>> start Dataset extract
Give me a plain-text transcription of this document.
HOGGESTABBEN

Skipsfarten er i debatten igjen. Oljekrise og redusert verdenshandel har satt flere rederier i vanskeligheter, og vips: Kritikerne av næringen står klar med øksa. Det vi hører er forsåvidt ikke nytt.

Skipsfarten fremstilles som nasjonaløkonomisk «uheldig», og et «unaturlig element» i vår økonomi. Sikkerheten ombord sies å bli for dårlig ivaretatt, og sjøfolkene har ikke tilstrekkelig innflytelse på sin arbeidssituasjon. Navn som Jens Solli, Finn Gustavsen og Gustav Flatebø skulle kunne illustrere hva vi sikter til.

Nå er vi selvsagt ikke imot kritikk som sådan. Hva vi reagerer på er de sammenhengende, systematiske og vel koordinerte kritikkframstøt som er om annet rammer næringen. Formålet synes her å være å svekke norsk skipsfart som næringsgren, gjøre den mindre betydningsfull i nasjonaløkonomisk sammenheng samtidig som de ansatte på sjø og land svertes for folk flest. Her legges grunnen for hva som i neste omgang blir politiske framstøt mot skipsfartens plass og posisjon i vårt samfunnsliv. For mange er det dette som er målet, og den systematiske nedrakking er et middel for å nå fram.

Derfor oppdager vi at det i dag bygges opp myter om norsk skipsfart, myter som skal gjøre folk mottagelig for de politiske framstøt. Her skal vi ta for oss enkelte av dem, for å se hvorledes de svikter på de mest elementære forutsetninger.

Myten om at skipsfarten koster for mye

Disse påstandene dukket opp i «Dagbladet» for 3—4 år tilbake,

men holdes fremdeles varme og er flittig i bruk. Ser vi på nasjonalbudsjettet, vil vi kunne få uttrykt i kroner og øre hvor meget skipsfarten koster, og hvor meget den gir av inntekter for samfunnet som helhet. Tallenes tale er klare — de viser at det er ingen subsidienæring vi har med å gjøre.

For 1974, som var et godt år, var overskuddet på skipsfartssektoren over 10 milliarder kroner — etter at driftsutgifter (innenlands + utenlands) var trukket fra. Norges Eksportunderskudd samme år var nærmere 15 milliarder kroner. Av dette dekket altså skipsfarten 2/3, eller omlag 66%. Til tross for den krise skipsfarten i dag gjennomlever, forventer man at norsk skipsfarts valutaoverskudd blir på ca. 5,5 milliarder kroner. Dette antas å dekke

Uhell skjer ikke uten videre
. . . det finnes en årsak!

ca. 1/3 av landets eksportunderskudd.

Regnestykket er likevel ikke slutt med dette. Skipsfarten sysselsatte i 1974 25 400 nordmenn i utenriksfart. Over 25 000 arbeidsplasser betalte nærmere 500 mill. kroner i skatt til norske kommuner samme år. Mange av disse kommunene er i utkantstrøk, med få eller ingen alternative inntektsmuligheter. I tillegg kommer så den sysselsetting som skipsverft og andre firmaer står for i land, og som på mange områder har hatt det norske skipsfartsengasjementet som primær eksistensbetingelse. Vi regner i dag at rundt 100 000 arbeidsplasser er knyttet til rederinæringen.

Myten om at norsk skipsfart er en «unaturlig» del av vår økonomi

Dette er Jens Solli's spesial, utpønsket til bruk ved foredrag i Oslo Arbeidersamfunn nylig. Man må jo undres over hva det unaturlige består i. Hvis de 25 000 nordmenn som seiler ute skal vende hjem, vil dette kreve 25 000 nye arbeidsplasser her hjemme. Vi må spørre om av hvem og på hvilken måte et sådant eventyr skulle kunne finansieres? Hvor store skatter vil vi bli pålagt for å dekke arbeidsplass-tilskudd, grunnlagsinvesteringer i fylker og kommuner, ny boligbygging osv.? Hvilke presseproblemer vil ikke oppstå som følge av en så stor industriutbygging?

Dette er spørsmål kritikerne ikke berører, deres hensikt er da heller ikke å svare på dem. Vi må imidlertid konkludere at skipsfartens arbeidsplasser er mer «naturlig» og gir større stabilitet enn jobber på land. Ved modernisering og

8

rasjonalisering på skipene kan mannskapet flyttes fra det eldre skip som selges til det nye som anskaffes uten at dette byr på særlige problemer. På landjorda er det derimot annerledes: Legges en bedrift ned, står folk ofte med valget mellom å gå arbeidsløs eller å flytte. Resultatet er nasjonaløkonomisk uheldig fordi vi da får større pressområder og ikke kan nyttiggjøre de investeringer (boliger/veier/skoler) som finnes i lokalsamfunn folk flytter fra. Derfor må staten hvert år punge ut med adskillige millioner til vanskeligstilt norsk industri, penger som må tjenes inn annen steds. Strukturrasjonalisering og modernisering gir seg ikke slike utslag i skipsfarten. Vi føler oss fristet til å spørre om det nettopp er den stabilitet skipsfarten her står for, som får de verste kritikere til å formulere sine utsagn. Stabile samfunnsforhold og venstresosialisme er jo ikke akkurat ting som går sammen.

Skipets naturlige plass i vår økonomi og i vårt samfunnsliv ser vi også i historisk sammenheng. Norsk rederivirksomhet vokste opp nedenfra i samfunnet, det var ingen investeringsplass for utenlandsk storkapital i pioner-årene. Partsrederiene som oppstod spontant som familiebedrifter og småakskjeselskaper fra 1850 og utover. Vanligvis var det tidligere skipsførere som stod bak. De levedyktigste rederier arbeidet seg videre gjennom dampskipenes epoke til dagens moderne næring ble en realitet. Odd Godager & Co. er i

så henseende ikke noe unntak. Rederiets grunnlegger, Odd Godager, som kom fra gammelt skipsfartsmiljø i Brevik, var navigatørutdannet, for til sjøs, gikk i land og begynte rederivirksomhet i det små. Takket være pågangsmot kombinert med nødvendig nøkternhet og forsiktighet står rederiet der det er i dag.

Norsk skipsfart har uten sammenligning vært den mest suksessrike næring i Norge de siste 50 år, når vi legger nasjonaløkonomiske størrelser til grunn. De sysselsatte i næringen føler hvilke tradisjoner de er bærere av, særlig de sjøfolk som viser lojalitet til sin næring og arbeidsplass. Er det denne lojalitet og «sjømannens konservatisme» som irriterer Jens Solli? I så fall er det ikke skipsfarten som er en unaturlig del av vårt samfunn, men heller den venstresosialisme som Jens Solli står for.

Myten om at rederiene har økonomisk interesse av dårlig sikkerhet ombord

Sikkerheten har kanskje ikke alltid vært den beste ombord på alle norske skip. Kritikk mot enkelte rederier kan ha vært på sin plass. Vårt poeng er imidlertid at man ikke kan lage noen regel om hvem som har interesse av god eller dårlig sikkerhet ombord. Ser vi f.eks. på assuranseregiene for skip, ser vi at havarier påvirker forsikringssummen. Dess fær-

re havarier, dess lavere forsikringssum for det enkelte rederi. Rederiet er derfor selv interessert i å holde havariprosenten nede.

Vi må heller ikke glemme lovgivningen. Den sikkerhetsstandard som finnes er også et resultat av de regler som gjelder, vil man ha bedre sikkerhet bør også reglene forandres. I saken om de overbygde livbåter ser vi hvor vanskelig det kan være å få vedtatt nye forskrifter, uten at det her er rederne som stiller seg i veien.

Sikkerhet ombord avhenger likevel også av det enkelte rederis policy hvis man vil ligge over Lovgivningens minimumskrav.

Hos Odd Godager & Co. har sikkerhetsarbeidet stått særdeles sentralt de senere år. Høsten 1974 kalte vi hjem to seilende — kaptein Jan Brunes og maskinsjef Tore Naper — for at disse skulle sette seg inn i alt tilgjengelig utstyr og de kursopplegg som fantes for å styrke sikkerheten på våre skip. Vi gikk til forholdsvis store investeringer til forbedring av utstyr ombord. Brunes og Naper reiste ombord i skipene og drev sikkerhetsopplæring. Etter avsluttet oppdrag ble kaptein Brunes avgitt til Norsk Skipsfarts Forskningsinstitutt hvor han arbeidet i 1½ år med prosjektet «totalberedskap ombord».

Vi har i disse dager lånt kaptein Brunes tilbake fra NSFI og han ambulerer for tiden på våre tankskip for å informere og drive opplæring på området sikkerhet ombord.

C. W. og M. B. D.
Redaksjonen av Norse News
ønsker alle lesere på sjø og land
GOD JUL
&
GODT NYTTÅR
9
>> end Dataset extract
Given request — Count every line above that holds the word "tilbake", and state the number and nothing more.

Exercise result — 2